■ Problem details ■
For each line in the data below that holds "square", return a copy.
-- start Task inputs --
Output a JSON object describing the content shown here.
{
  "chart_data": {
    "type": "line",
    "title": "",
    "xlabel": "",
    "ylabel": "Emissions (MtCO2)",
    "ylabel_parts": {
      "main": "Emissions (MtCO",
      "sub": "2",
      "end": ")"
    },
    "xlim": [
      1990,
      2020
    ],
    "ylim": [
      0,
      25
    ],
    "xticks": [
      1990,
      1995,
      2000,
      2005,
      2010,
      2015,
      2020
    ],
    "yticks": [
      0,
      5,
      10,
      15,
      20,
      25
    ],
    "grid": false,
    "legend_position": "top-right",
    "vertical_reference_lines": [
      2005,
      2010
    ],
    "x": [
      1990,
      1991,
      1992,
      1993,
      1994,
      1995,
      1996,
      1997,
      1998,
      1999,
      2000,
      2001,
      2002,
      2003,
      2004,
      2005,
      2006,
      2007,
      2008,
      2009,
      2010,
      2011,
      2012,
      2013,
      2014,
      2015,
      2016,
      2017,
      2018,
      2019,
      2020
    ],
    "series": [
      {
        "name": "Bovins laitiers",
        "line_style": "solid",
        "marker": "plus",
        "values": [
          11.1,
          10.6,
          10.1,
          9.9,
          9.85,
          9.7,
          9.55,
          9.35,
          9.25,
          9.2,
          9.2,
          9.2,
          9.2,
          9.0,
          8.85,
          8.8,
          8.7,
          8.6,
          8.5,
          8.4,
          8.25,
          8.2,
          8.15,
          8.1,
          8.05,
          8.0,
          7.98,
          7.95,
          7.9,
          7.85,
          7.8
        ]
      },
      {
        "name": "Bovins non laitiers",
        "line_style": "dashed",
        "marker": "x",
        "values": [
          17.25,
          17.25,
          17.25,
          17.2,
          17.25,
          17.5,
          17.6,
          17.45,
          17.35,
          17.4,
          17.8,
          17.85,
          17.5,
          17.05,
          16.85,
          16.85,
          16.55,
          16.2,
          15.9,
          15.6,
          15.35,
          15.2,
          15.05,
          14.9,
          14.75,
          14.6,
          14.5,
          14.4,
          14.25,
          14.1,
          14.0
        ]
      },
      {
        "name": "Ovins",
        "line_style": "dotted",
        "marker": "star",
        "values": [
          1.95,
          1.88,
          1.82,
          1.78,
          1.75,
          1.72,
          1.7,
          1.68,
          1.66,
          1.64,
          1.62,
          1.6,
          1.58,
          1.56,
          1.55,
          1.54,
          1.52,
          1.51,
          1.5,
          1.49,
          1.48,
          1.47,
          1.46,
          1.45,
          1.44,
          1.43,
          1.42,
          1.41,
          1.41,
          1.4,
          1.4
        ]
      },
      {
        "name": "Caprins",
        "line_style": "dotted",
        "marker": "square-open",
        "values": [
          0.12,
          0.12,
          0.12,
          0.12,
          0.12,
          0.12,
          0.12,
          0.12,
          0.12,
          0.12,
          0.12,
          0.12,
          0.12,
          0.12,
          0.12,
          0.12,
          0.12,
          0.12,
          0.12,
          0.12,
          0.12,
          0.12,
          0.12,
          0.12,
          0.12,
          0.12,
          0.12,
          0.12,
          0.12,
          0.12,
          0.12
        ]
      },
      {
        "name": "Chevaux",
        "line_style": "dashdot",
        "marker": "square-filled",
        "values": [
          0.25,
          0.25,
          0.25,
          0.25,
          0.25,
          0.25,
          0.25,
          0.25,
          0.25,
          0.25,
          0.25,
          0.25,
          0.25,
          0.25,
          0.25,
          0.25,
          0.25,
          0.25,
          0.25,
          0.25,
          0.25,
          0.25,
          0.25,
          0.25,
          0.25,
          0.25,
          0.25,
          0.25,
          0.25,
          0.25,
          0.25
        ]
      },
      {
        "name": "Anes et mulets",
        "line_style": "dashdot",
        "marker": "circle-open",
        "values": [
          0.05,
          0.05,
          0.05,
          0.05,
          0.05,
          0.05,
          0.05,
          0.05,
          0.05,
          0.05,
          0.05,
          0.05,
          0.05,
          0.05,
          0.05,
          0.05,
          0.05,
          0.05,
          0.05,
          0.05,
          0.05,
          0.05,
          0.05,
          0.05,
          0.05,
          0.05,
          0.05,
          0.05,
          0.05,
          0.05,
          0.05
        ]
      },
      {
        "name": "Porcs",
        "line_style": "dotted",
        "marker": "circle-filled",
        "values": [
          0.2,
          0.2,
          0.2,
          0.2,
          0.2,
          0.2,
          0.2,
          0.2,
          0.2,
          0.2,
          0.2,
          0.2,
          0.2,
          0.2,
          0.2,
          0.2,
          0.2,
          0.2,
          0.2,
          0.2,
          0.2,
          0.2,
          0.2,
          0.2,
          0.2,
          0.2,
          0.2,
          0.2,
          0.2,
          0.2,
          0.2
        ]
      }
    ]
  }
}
-- end Task inputs --
■ The result ■
        "marker": "square-open",
        "marker": "square-filled",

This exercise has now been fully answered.